* [Data]

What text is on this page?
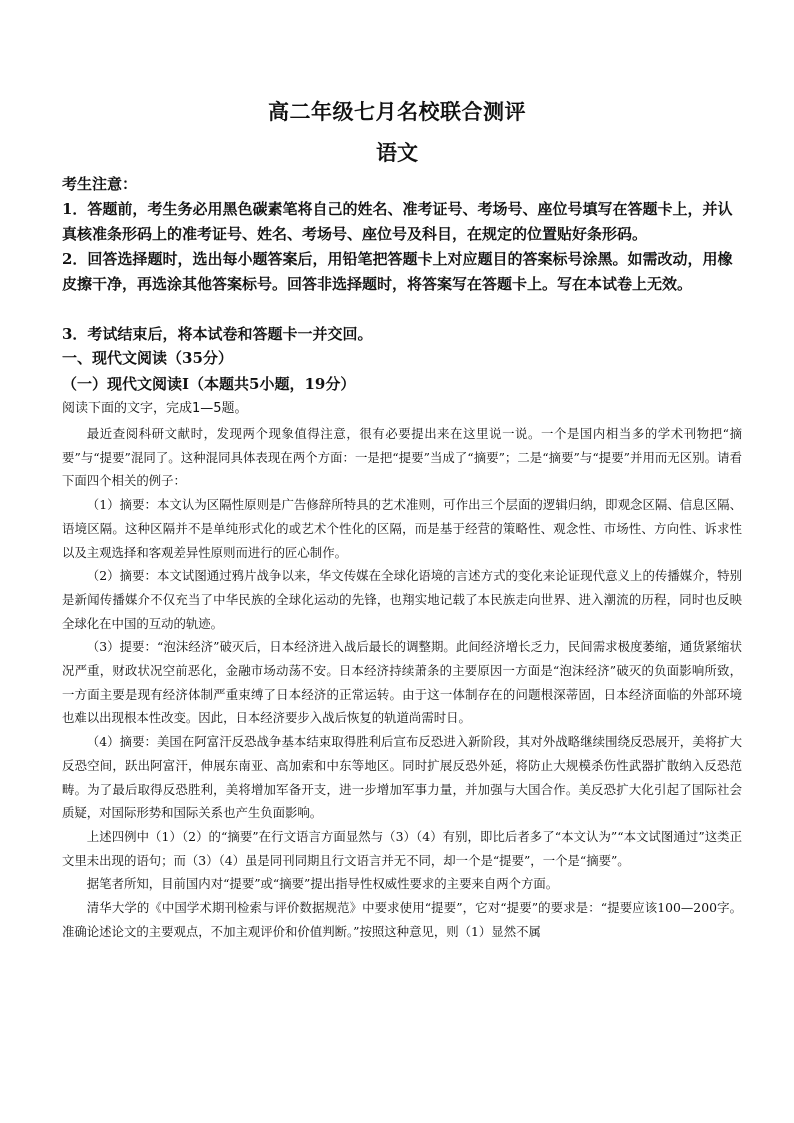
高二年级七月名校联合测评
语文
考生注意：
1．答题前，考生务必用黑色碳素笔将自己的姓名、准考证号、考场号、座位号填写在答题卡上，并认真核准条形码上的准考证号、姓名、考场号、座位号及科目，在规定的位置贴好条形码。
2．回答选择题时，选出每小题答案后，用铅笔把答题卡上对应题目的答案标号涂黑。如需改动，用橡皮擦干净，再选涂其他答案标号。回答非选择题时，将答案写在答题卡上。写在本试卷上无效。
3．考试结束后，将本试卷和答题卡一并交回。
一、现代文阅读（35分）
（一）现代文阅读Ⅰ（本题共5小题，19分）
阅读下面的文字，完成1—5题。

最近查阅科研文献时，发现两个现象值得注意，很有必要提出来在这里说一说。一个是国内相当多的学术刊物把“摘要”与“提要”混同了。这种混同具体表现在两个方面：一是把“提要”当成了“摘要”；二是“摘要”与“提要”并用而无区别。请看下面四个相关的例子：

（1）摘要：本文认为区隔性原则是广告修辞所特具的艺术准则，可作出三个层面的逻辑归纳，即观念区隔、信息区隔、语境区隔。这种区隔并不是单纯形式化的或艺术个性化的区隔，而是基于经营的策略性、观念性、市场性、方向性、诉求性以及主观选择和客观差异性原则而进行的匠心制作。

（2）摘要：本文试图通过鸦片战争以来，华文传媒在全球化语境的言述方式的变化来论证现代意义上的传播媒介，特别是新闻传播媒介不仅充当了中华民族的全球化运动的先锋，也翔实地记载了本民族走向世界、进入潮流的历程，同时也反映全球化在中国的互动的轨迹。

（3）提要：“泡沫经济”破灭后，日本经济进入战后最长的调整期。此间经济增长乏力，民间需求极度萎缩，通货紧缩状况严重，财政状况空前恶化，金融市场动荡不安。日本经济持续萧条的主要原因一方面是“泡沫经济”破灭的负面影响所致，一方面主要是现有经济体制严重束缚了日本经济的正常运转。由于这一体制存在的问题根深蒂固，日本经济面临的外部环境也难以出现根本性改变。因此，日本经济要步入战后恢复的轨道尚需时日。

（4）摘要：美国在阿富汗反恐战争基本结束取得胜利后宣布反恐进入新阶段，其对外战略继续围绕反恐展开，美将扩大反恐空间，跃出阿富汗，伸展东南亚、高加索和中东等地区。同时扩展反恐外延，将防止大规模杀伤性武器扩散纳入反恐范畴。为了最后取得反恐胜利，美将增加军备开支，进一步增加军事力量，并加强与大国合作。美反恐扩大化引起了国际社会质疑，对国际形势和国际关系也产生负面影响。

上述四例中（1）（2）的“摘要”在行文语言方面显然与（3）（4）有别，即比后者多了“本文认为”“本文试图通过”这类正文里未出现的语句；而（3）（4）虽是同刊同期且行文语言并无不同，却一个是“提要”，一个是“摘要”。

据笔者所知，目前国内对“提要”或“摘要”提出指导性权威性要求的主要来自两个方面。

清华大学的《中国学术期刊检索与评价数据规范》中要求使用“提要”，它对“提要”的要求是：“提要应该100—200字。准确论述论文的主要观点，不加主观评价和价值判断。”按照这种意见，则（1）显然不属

--

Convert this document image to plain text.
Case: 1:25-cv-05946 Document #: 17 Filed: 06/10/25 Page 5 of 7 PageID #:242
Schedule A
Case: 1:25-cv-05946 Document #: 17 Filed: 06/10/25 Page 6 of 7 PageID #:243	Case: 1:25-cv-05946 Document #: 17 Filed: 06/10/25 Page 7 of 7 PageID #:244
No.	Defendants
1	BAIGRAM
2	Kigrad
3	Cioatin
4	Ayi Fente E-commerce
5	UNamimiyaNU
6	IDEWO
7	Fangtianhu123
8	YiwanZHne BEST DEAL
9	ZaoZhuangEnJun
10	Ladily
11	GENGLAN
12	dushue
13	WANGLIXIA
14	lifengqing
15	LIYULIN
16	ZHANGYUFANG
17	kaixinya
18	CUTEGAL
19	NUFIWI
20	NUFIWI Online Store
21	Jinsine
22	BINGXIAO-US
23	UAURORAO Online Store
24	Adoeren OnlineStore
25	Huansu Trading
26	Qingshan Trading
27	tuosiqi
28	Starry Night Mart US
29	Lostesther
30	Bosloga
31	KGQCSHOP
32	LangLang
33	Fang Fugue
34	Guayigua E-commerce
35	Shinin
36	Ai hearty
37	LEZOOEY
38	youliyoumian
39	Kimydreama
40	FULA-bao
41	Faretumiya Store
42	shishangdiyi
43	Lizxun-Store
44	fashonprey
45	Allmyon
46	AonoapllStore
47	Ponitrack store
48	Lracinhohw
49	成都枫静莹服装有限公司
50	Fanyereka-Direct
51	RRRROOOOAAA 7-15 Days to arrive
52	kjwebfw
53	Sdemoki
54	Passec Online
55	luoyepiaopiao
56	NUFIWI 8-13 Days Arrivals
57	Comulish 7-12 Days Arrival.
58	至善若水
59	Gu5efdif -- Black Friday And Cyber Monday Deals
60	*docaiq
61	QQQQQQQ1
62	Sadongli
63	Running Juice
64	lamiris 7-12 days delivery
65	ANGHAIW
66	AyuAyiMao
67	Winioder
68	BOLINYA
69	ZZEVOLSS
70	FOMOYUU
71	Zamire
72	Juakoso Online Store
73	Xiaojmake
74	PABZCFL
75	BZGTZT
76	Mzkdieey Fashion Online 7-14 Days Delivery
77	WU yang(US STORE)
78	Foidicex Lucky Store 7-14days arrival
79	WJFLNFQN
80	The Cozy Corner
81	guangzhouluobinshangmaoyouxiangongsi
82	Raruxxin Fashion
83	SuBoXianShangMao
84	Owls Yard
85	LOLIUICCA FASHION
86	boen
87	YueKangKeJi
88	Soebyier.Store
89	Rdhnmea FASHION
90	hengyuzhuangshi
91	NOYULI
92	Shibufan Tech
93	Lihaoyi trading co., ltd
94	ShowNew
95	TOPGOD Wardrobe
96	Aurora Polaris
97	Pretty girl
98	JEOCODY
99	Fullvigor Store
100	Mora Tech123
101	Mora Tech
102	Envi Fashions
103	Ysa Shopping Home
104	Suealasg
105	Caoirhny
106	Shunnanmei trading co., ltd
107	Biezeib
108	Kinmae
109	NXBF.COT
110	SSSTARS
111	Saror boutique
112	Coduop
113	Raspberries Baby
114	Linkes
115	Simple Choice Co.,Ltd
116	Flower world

* [Exercise] Only the number is wanted: count the lines of the records that hold the word "this".

* [Complete output] 2